* [GIVEN EXERCISE]
Please retype every item below line for line, leaving out the pictures.

* [EXCERPTED DATA]
┌────────

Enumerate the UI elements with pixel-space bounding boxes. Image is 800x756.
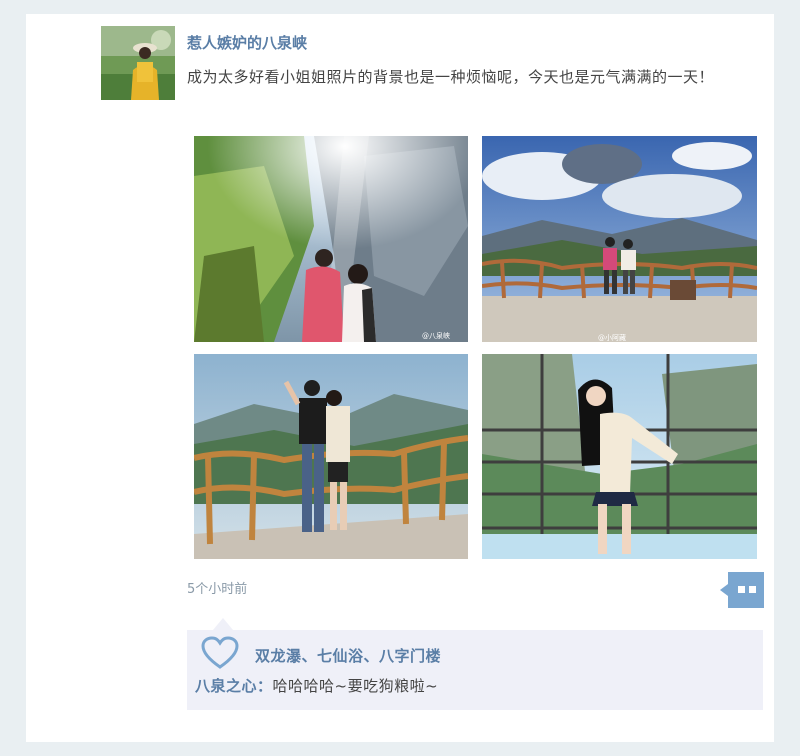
comment-text: 哈哈哈哈~要吃狗粮啦~: [272, 677, 439, 695]
cliff-sunlight-couple-photo[interactable]: @八泉峡: [194, 136, 468, 342]
avatar[interactable]: [101, 26, 175, 100]
comment-item: 八泉之心：哈哈哈哈~要吃狗粮啦~: [195, 675, 438, 696]
moment-card: 惹人嫉妒的八泉峡 成为太多好看小姐姐照片的背景也是一种烦恼呢，今天也是元气满满的…: [26, 14, 774, 742]
photo-watermark: @小阿藏: [598, 333, 626, 342]
comment-author[interactable]: 八泉之心：: [195, 677, 273, 695]
glass-walkway-girl-photo[interactable]: [482, 354, 757, 559]
panel-notch: [213, 618, 233, 630]
viewing-platform-couple-photo[interactable]: @小阿藏: [482, 136, 757, 342]
author-name[interactable]: 惹人嫉妒的八泉峡: [187, 32, 307, 53]
post-text: 成为太多好看小姐姐照片的背景也是一种烦恼呢，今天也是元气满满的一天！: [187, 68, 715, 86]
likers-list[interactable]: 双龙瀑、七仙浴、八字门楼: [255, 645, 441, 666]
comment-dots-icon: [720, 572, 764, 608]
heart-icon: [201, 636, 239, 670]
photo-watermark: @八泉峡: [422, 331, 450, 340]
railing-couple-photo[interactable]: [194, 354, 468, 559]
post-timestamp: 5个小时前: [187, 582, 248, 597]
likes-comments-panel: 双龙瀑、七仙浴、八字门楼 八泉之心：哈哈哈哈~要吃狗粮啦~: [187, 630, 763, 710]
comment-button[interactable]: [720, 572, 764, 608]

└────────

* [EXERCISE RESULT]
Enumerate the UI elements with pixel-space bounding boxes. Image is 800x756.
comment-text: 哈哈哈哈~要吃狗粮啦~: [272, 677, 439, 695]
cliff-sunlight-couple-photo[interactable]: @八泉峡: [194, 136, 468, 342]
avatar[interactable]: [101, 26, 175, 100]
comment-item: 八泉之心：哈哈哈哈~要吃狗粮啦~: [195, 675, 438, 696]
moment-card: 惹人嫉妒的八泉峡 成为太多好看小姐姐照片的背景也是一种烦恼呢，今天也是元气满满的…: [26, 14, 774, 742]
photo-watermark: @小阿藏: [598, 333, 626, 342]
comment-author[interactable]: 八泉之心：: [195, 677, 273, 695]
glass-walkway-girl-photo[interactable]: [482, 354, 757, 559]
panel-notch: [213, 618, 233, 630]
viewing-platform-couple-photo[interactable]: @小阿藏: [482, 136, 757, 342]
author-name[interactable]: 惹人嫉妒的八泉峡: [187, 32, 307, 53]
post-text: 成为太多好看小姐姐照片的背景也是一种烦恼呢，今天也是元气满满的一天！: [187, 68, 715, 86]
likers-list[interactable]: 双龙瀑、七仙浴、八字门楼: [255, 645, 441, 666]
comment-dots-icon: [720, 572, 764, 608]
heart-icon: [201, 636, 239, 670]
photo-watermark: @八泉峡: [422, 331, 450, 340]
railing-couple-photo[interactable]: [194, 354, 468, 559]
post-timestamp: 5个小时前: [187, 582, 248, 597]
likes-comments-panel: 双龙瀑、七仙浴、八字门楼 八泉之心：哈哈哈哈~要吃狗粮啦~: [187, 630, 763, 710]
comment-button[interactable]: [720, 572, 764, 608]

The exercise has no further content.